*Required work*
List the lines of this listing that hold the word "chevron".

*Supplied records*
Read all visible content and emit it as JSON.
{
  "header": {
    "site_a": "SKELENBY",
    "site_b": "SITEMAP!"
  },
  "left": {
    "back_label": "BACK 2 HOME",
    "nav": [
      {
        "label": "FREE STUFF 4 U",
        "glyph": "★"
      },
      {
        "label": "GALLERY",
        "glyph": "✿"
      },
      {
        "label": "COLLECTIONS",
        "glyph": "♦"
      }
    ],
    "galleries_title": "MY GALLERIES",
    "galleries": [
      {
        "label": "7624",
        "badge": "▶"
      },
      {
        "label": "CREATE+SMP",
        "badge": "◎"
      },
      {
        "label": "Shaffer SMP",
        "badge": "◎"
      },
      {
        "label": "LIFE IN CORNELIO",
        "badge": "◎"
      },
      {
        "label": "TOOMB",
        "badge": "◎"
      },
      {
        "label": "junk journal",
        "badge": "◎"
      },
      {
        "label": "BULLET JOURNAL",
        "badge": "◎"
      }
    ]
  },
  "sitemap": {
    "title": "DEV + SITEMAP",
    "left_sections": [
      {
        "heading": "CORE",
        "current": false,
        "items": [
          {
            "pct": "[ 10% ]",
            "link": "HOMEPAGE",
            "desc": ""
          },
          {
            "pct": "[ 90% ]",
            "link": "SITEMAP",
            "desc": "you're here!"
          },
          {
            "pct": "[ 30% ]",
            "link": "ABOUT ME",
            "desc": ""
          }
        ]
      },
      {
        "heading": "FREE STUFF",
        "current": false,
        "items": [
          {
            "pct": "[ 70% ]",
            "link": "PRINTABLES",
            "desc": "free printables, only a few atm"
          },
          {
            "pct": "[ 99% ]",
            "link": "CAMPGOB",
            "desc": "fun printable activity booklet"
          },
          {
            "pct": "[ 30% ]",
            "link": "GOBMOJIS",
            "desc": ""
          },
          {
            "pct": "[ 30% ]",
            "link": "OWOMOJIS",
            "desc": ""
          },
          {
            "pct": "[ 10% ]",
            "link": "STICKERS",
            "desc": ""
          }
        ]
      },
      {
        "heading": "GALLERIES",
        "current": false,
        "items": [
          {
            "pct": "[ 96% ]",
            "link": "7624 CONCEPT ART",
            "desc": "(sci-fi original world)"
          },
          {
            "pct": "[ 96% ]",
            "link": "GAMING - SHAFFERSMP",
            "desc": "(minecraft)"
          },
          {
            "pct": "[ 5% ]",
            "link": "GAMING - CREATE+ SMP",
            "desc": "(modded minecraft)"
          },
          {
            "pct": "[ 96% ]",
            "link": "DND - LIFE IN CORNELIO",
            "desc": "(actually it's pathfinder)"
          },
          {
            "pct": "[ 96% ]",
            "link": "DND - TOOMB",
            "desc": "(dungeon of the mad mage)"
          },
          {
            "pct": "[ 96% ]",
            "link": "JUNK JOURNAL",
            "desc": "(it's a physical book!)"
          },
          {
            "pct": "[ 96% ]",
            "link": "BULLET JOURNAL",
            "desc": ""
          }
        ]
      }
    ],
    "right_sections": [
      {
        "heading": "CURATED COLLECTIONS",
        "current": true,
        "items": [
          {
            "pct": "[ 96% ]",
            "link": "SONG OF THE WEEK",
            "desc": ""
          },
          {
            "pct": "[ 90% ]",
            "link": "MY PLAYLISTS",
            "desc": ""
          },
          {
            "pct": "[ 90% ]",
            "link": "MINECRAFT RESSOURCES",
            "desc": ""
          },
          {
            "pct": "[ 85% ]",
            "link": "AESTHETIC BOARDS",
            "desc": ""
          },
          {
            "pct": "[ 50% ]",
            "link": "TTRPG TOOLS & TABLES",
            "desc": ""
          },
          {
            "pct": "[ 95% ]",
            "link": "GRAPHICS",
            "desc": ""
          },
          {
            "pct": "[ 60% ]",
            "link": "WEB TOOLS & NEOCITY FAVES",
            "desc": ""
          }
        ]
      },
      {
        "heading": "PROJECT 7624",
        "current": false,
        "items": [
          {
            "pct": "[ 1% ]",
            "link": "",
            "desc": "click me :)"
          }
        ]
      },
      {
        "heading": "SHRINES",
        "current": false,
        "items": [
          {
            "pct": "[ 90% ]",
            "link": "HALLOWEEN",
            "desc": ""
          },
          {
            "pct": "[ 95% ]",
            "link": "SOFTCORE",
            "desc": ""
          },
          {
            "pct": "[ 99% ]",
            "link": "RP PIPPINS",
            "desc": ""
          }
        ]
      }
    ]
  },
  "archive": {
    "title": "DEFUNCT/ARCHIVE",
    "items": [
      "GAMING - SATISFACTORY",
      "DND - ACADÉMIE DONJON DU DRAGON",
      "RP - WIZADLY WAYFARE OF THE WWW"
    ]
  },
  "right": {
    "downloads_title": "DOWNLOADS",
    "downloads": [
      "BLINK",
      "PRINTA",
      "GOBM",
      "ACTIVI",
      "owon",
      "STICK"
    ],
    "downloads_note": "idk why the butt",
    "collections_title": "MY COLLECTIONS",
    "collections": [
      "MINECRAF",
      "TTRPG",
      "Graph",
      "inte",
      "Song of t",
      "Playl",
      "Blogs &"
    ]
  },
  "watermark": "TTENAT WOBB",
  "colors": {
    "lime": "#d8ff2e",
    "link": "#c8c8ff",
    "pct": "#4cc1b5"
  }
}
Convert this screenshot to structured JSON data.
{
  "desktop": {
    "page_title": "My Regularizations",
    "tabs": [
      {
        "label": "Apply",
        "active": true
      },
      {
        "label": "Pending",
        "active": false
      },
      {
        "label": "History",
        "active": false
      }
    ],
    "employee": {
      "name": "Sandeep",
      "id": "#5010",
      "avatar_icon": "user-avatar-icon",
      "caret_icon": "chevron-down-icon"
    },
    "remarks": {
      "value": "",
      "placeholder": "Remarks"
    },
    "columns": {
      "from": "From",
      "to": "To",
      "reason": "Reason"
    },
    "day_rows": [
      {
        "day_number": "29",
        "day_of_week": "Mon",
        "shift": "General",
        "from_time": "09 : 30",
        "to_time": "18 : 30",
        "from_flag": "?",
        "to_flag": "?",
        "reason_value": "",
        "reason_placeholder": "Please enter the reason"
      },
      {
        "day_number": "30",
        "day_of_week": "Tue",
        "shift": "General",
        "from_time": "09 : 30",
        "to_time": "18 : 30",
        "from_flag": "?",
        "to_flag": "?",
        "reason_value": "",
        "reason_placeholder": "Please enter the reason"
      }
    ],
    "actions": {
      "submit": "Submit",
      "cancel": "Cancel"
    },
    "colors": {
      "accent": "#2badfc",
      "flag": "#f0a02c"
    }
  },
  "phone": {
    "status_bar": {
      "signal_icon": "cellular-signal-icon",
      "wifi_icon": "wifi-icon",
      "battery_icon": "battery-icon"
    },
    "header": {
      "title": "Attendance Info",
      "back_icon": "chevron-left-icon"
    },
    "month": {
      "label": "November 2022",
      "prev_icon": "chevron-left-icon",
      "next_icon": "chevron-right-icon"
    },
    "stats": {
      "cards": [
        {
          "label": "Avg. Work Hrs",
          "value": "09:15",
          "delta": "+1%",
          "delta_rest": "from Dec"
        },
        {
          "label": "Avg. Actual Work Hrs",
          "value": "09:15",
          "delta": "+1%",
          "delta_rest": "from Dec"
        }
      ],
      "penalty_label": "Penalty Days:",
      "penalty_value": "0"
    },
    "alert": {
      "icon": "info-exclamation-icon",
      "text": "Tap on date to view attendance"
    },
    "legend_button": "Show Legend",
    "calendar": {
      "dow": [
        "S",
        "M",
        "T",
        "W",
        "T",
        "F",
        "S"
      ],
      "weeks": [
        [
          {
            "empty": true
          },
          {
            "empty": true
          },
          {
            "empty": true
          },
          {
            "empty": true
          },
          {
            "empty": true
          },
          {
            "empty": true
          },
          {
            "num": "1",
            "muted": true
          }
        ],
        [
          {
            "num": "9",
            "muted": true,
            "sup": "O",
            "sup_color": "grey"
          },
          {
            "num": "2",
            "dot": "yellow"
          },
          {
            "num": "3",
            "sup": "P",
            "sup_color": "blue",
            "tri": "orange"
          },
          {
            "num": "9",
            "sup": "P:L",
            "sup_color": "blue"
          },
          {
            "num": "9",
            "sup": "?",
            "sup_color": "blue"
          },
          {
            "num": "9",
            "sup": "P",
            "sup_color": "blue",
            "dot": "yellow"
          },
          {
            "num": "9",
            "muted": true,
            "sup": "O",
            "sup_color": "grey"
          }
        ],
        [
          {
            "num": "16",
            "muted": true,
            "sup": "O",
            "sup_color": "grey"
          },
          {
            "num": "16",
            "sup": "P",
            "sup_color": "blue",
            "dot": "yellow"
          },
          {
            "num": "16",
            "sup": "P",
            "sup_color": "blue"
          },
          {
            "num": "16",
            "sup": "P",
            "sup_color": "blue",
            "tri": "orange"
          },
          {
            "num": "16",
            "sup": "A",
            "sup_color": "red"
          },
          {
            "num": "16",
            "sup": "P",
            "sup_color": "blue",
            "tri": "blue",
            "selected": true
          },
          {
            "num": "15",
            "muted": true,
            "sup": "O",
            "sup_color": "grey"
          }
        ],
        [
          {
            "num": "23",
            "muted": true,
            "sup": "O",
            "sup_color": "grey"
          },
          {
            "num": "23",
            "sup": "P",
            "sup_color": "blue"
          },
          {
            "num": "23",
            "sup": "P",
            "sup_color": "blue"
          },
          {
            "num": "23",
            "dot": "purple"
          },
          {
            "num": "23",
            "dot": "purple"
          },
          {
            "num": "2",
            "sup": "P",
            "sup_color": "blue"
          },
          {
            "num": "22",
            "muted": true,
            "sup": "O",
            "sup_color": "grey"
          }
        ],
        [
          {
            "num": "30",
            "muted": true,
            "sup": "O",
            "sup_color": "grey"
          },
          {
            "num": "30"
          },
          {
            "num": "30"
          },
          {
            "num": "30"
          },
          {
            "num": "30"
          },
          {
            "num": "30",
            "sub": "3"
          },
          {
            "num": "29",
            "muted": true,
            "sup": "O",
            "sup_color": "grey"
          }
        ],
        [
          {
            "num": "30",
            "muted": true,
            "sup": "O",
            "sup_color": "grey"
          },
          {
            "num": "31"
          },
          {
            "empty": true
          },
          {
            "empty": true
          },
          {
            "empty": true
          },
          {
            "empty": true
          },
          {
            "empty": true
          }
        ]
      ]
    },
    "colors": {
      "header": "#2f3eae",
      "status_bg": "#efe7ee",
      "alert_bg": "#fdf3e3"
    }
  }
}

*Exercise answer*
      "caret_icon": "chevron-down-icon"
      "back_icon": "chevron-left-icon"
      "prev_icon": "chevron-left-icon",
      "next_icon": "chevron-right-icon"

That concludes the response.